# Dataset rows
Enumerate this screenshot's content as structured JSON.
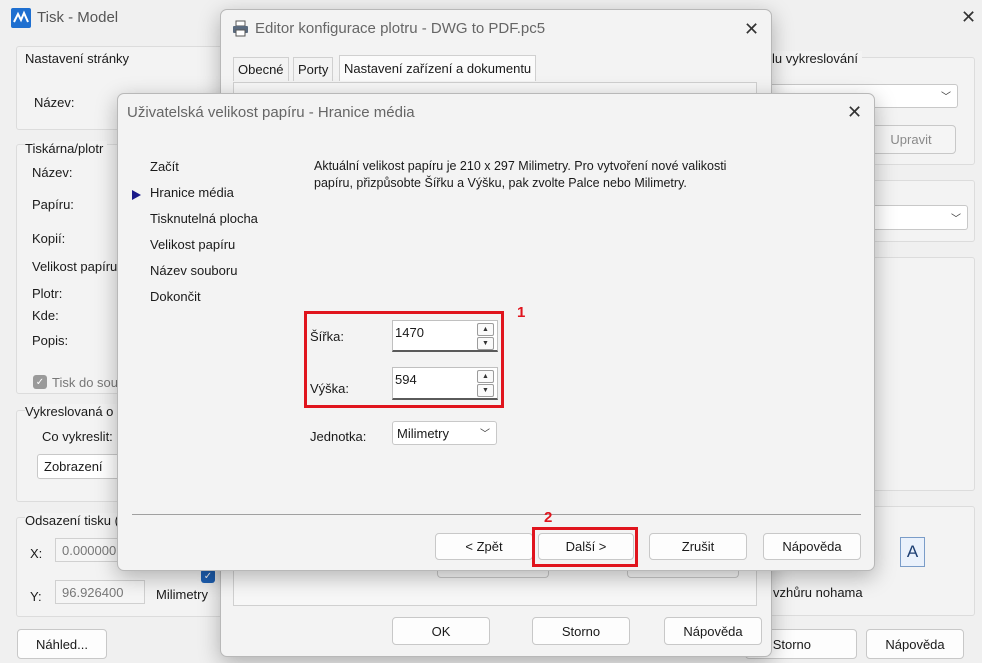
{
  "main_window": {
    "title": "Tisk - Model",
    "page_setup_group": "Nastavení stránky",
    "name_label": "Název:",
    "printer_group": "Tiskárna/plotr",
    "printer_name_label": "Název:",
    "paper_label": "Papíru:",
    "copies_label": "Kopií:",
    "paper_size_label": "Velikost papíru",
    "plotter_label": "Plotr:",
    "where_label": "Kde:",
    "description_label": "Popis:",
    "print_to_file_label": "Tisk do sou",
    "plot_area_group": "Vykreslovaná o",
    "what_to_plot_label": "Co vykreslit:",
    "what_to_plot_value": "Zobrazení",
    "offset_group": "Odsazení tisku (",
    "x_label": "X:",
    "x_value": "0.000000",
    "y_label": "Y:",
    "y_value": "96.926400",
    "offset_unit": "Milimetry",
    "plot_style_group": "lu vykreslování",
    "edit_button": "Upravit",
    "upside_down_label": "vzhůru nohama",
    "orientation_icon_letter": "A",
    "preview_button": "Náhled...",
    "cancel_button": "Storno",
    "help_button": "Nápověda"
  },
  "plotter_editor": {
    "title": "Editor konfigurace plotru - DWG to PDF.pc5",
    "tabs": [
      "Obecné",
      "Porty",
      "Nastavení zařízení a dokumentu"
    ],
    "ok_button": "OK",
    "cancel_button": "Storno",
    "help_button": "Nápověda"
  },
  "wizard": {
    "title": "Uživatelská velikost papíru - Hranice média",
    "steps": [
      "Začít",
      "Hranice média",
      "Tisknutelná plocha",
      "Velikost papíru",
      "Název souboru",
      "Dokončit"
    ],
    "current_step_index": 1,
    "description": "Aktuální velikost papíru je 210 x 297 Milimetry. Pro vytvoření nové valikosti papíru, přizpůsobte Šířku a Výšku, pak zvolte Palce nebo Milimetry.",
    "width_label": "Šířka:",
    "width_value": "1470",
    "height_label": "Výška:",
    "height_value": "594",
    "unit_label": "Jednotka:",
    "unit_value": "Milimetry",
    "back_button": "< Zpět",
    "next_button": "Další >",
    "cancel_button": "Zrušit",
    "help_button": "Nápověda"
  },
  "annotations": {
    "marker_1": "1",
    "marker_2": "2",
    "color": "#e0141d"
  },
  "icons": {
    "app": "autocad-icon",
    "printer": "printer-icon"
  }
}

# Problem to solve
Every record above should be written out again without change, except that the pictures are left out.

# Task output
Enumerate this screenshot's content as structured JSON.
{
  "main_window": {
    "title": "Tisk - Model",
    "page_setup_group": "Nastavení stránky",
    "name_label": "Název:",
    "printer_group": "Tiskárna/plotr",
    "printer_name_label": "Název:",
    "paper_label": "Papíru:",
    "copies_label": "Kopií:",
    "paper_size_label": "Velikost papíru",
    "plotter_label": "Plotr:",
    "where_label": "Kde:",
    "description_label": "Popis:",
    "print_to_file_label": "Tisk do sou",
    "plot_area_group": "Vykreslovaná o",
    "what_to_plot_label": "Co vykreslit:",
    "what_to_plot_value": "Zobrazení",
    "offset_group": "Odsazení tisku (",
    "x_label": "X:",
    "x_value": "0.000000",
    "y_label": "Y:",
    "y_value": "96.926400",
    "offset_unit": "Milimetry",
    "plot_style_group": "lu vykreslování",
    "edit_button": "Upravit",
    "upside_down_label": "vzhůru nohama",
    "orientation_icon_letter": "A",
    "preview_button": "Náhled...",
    "cancel_button": "Storno",
    "help_button": "Nápověda"
  },
  "plotter_editor": {
    "title": "Editor konfigurace plotru - DWG to PDF.pc5",
    "tabs": [
      "Obecné",
      "Porty",
      "Nastavení zařízení a dokumentu"
    ],
    "ok_button": "OK",
    "cancel_button": "Storno",
    "help_button": "Nápověda"
  },
  "wizard": {
    "title": "Uživatelská velikost papíru - Hranice média",
    "steps": [
      "Začít",
      "Hranice média",
      "Tisknutelná plocha",
      "Velikost papíru",
      "Název souboru",
      "Dokončit"
    ],
    "current_step_index": 1,
    "description": "Aktuální velikost papíru je 210 x 297 Milimetry. Pro vytvoření nové valikosti papíru, přizpůsobte Šířku a Výšku, pak zvolte Palce nebo Milimetry.",
    "width_label": "Šířka:",
    "width_value": "1470",
    "height_label": "Výška:",
    "height_value": "594",
    "unit_label": "Jednotka:",
    "unit_value": "Milimetry",
    "back_button": "< Zpět",
    "next_button": "Další >",
    "cancel_button": "Zrušit",
    "help_button": "Nápověda"
  },
  "annotations": {
    "marker_1": "1",
    "marker_2": "2",
    "color": "#e0141d"
  },
  "icons": {
    "app": "autocad-icon",
    "printer": "printer-icon"
  }
}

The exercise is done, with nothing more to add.